Saved entries
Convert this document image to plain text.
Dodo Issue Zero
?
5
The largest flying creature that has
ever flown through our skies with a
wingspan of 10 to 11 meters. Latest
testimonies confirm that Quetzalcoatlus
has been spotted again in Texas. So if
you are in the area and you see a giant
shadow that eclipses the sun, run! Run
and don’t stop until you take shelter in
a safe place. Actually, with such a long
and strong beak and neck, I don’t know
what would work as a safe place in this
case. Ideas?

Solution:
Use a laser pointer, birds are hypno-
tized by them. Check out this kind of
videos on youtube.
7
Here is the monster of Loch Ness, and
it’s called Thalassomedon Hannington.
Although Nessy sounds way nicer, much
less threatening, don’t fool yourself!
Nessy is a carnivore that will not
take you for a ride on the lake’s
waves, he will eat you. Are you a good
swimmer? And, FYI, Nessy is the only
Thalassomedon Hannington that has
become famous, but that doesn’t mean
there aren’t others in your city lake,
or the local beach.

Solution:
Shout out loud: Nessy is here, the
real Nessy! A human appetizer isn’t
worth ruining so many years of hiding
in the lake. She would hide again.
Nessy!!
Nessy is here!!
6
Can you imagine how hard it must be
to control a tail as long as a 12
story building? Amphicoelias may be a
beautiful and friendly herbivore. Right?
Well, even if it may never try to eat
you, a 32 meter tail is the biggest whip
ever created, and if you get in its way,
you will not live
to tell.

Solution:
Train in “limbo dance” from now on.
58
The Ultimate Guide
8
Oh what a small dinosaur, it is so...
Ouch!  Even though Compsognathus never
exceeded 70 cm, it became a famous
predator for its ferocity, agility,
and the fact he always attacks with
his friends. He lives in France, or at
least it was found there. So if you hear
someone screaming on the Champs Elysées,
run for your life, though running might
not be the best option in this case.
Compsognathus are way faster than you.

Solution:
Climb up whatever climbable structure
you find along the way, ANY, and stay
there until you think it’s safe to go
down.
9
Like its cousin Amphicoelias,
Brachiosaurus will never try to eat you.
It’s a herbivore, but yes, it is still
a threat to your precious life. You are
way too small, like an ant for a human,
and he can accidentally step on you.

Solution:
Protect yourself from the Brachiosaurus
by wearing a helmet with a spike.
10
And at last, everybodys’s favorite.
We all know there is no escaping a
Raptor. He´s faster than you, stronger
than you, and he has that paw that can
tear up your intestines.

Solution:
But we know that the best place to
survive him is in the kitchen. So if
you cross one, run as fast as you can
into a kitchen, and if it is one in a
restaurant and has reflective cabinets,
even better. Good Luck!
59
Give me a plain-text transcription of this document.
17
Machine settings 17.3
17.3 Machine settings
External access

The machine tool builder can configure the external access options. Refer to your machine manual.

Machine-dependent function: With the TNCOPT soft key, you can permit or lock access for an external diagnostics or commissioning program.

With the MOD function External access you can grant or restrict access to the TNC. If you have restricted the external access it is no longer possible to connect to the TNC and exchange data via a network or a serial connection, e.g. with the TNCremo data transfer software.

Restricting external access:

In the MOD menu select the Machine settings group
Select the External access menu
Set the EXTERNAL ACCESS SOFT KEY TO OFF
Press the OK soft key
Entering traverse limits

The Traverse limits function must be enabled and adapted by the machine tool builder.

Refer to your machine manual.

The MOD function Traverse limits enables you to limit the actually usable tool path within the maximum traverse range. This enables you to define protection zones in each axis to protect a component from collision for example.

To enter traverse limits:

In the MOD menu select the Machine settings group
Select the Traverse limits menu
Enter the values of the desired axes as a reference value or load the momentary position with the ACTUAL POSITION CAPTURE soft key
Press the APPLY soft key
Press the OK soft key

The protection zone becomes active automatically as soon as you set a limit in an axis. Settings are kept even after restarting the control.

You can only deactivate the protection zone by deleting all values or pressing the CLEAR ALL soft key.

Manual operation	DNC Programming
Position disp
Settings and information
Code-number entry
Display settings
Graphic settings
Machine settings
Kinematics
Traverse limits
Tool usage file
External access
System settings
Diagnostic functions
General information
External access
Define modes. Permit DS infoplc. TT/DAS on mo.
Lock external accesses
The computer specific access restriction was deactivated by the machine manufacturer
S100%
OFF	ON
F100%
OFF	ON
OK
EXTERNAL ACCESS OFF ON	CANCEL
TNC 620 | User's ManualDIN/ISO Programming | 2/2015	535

● What you will do: Your task is to repeat every line exactly.

● Reply to the task:
Convert this document image to plain text.
Dodo Issue Zero
?
5
The largest flying creature that has
ever flown through our skies with a
wingspan of 10 to 11 meters. Latest
testimonies confirm that Quetzalcoatlus
has been spotted again in Texas. So if
you are in the area and you see a giant
shadow that eclipses the sun, run! Run
and don’t stop until you take shelter in
a safe place. Actually, with such a long
and strong beak and neck, I don’t know
what would work as a safe place in this
case. Ideas?

Solution:
Use a laser pointer, birds are hypno-
tized by them. Check out this kind of
videos on youtube.
7
Here is the monster of Loch Ness, and
it’s called Thalassomedon Hannington.
Although Nessy sounds way nicer, much
less threatening, don’t fool yourself!
Nessy is a carnivore that will not
take you for a ride on the lake’s
waves, he will eat you. Are you a good
swimmer? And, FYI, Nessy is the only
Thalassomedon Hannington that has
become famous, but that doesn’t mean
there aren’t others in your city lake,
or the local beach.

Solution:
Shout out loud: Nessy is here, the
real Nessy! A human appetizer isn’t
worth ruining so many years of hiding
in the lake. She would hide again.
Nessy!!
Nessy is here!!
6
Can you imagine how hard it must be
to control a tail as long as a 12
story building? Amphicoelias may be a
beautiful and friendly herbivore. Right?
Well, even if it may never try to eat
you, a 32 meter tail is the biggest whip
ever created, and if you get in its way,
you will not live
to tell.

Solution:
Train in “limbo dance” from now on.
58
The Ultimate Guide
8
Oh what a small dinosaur, it is so...
Ouch!  Even though Compsognathus never
exceeded 70 cm, it became a famous
predator for its ferocity, agility,
and the fact he always attacks with
his friends. He lives in France, or at
least it was found there. So if you hear
someone screaming on the Champs Elysées,
run for your life, though running might
not be the best option in this case.
Compsognathus are way faster than you.

Solution:
Climb up whatever climbable structure
you find along the way, ANY, and stay
there until you think it’s safe to go
down.
9
Like its cousin Amphicoelias,
Brachiosaurus will never try to eat you.
It’s a herbivore, but yes, it is still
a threat to your precious life. You are
way too small, like an ant for a human,
and he can accidentally step on you.

Solution:
Protect yourself from the Brachiosaurus
by wearing a helmet with a spike.
10
And at last, everybodys’s favorite.
We all know there is no escaping a
Raptor. He´s faster than you, stronger
than you, and he has that paw that can
tear up your intestines.

Solution:
But we know that the best place to
survive him is in the kitchen. So if
you cross one, run as fast as you can
into a kitchen, and if it is one in a
restaurant and has reflective cabinets,
even better. Good Luck!
59
Give me a plain-text transcription of this document.
17
Machine settings 17.3
17.3 Machine settings
External access

The machine tool builder can configure the external access options. Refer to your machine manual.

Machine-dependent function: With the TNCOPT soft key, you can permit or lock access for an external diagnostics or commissioning program.

With the MOD function External access you can grant or restrict access to the TNC. If you have restricted the external access it is no longer possible to connect to the TNC and exchange data via a network or a serial connection, e.g. with the TNCremo data transfer software.

Restricting external access:

In the MOD menu select the Machine settings group
Select the External access menu
Set the EXTERNAL ACCESS SOFT KEY TO OFF
Press the OK soft key
Entering traverse limits

The Traverse limits function must be enabled and adapted by the machine tool builder.

Refer to your machine manual.

The MOD function Traverse limits enables you to limit the actually usable tool path within the maximum traverse range. This enables you to define protection zones in each axis to protect a component from collision for example.

To enter traverse limits:

In the MOD menu select the Machine settings group
Select the Traverse limits menu
Enter the values of the desired axes as a reference value or load the momentary position with the ACTUAL POSITION CAPTURE soft key
Press the APPLY soft key
Press the OK soft key

The protection zone becomes active automatically as soon as you set a limit in an axis. Settings are kept even after restarting the control.

You can only deactivate the protection zone by deleting all values or pressing the CLEAR ALL soft key.

Manual operation	DNC Programming
Position disp
Settings and information
Code-number entry
Display settings
Graphic settings
Machine settings
Kinematics
Traverse limits
Tool usage file
External access
System settings
Diagnostic functions
General information
External access
Define modes. Permit DS infoplc. TT/DAS on mo.
Lock external accesses
The computer specific access restriction was deactivated by the machine manufacturer
S100%
OFF	ON
F100%
OFF	ON
OK
EXTERNAL ACCESS OFF ON	CANCEL
TNC 620 | User's ManualDIN/ISO Programming | 2/2015	535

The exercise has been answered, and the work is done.